***** Excerpted records
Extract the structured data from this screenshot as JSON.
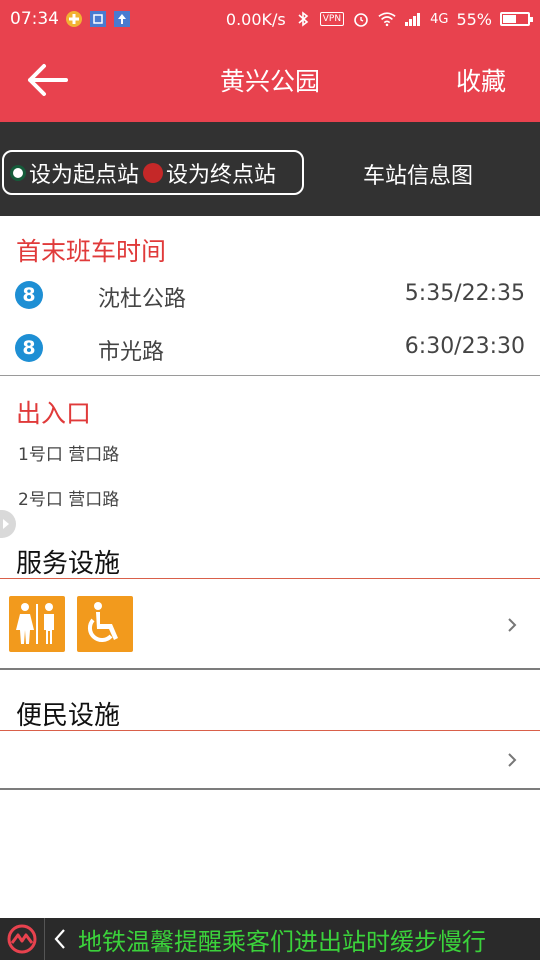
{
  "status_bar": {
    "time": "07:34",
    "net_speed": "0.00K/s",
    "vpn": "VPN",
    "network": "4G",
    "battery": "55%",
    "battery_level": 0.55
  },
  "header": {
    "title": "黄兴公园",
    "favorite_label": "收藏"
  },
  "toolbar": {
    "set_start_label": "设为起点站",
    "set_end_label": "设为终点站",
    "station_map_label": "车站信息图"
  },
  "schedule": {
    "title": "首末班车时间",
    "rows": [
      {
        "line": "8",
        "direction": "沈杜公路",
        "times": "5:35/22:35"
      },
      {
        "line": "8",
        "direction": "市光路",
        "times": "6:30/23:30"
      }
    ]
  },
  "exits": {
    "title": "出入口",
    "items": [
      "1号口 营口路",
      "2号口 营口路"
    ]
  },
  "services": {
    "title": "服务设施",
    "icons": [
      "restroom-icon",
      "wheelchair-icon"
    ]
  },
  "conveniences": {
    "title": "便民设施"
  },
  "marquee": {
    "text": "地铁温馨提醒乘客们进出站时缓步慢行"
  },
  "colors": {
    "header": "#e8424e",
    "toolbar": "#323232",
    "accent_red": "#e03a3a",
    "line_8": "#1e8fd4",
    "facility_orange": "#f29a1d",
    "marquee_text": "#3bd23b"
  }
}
**********
***** Excerpted records
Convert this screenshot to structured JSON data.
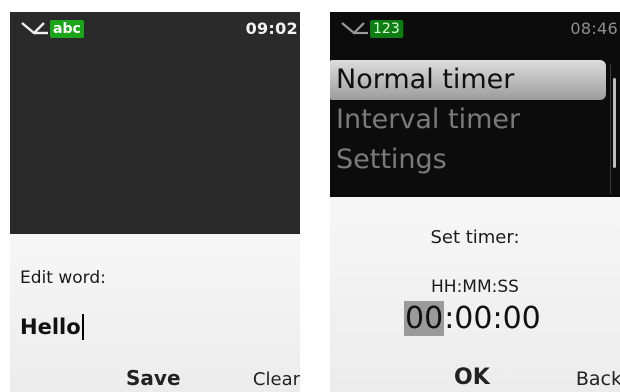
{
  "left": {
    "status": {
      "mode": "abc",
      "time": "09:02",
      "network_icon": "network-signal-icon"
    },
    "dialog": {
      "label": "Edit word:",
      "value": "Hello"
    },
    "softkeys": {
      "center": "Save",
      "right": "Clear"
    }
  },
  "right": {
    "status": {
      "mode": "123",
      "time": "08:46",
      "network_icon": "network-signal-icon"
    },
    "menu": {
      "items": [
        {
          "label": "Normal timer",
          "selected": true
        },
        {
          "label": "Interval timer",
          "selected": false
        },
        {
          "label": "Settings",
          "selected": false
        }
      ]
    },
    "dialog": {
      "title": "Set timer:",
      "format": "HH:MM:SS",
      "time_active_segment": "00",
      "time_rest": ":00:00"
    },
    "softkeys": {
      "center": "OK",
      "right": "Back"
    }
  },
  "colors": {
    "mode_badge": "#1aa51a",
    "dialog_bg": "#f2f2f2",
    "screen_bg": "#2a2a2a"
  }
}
**********
Lines containing "JSON" are to be counted. State the total and add nothing.

2